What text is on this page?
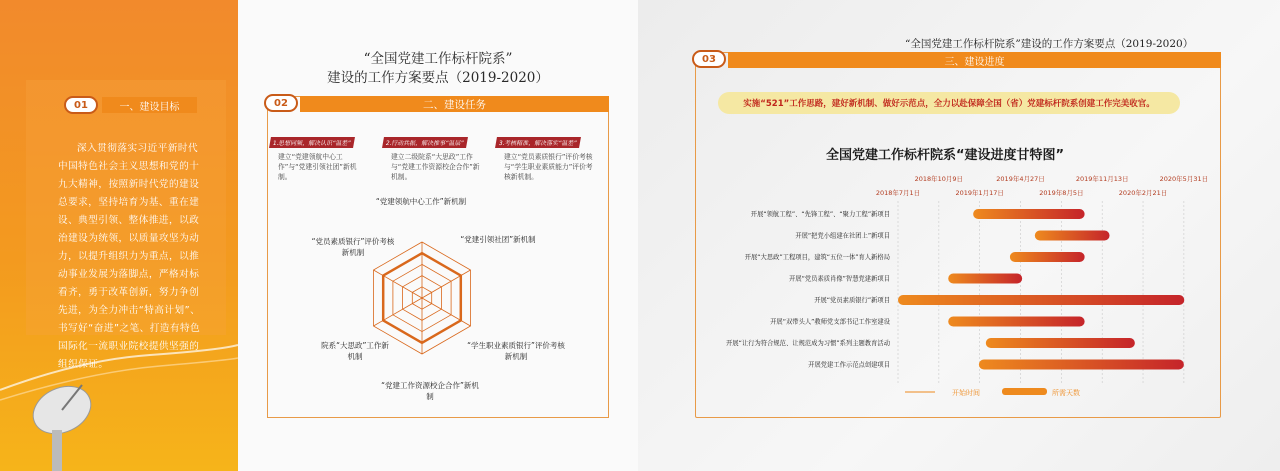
01	一、建设目标
深入贯彻落实习近平新时代中国特色社会主义思想和党的十九大精神，按照新时代党的建设总要求，坚持培育为基、重在建设、典型引领、整体推进，以政治建设为统领，以质量攻坚为动力，以提升组织力为重点，以推动事业发展为落脚点，严格对标看齐，勇于改革创新，努力争创先进，为全力冲击“特高计划”、书写好“奋进”之笔、打造有特色国际化一流职业院校提供坚强的组织保证。
“全国党建工作标杆院系”
建设的工作方案要点（2019-2020）
二、建设任务
02
1.思想同频，解决认识“温差”
建立“党建领航中心工作”与“党建引领社团”新机制。
2.行动共振，解决推事“温层”
建立二级院系“大思政”工作与“党建工作资源校企合作”新机制。
3.考核精准，解决落实“温差”
建立“党员素质银行”评价考核与“学生职业素质能力”评价考核新机制。
“党建领航中心工作”新机制
“党建引领社团”新机制
“学生职业素质银行”评价考核新机制
“党建工作资源校企合作”新机制
院系“大思政”工作新机制
“党员素质银行”评价考核新机制
“全国党建工作标杆院系”建设的工作方案要点（2019-2020）
三、建设进度
03
实施“521”工作思路，建好新机制、做好示范点，全力以赴保障全国（省）党建标杆院系创建工作完美收官。
全国党建工作标杆院系“建设进度甘特图”
2018年10月9日	2019年4月27日	2019年11月13日	2020年5月31日
2018年7月1日	2019年1月17日	2019年8月5日	2020年2月21日
开展“领航工程”、“先锋工程”、“聚力工程”新项目
开展“把党小组建在社团上”新项目
开展“大思政”工程项目，建筑“五位一体”育人新格局
开展“党员素质肖像”智慧党建新项目
开展“党员素质银行”新项目
开展“双带头人”教师党支部书记工作室建设
开展“让行为符合规范、让规范成为习惯”系列主题教育活动
开展党建工作示范点创建项目
开始时间	所需天数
◆ ◆ ◆ ◆
Show the lines from the data above that contain the string "党建领航中心工作".

Answer to this problem:
建立“党建领航中心工作”与“党建引领社团”新机制。
“党建领航中心工作”新机制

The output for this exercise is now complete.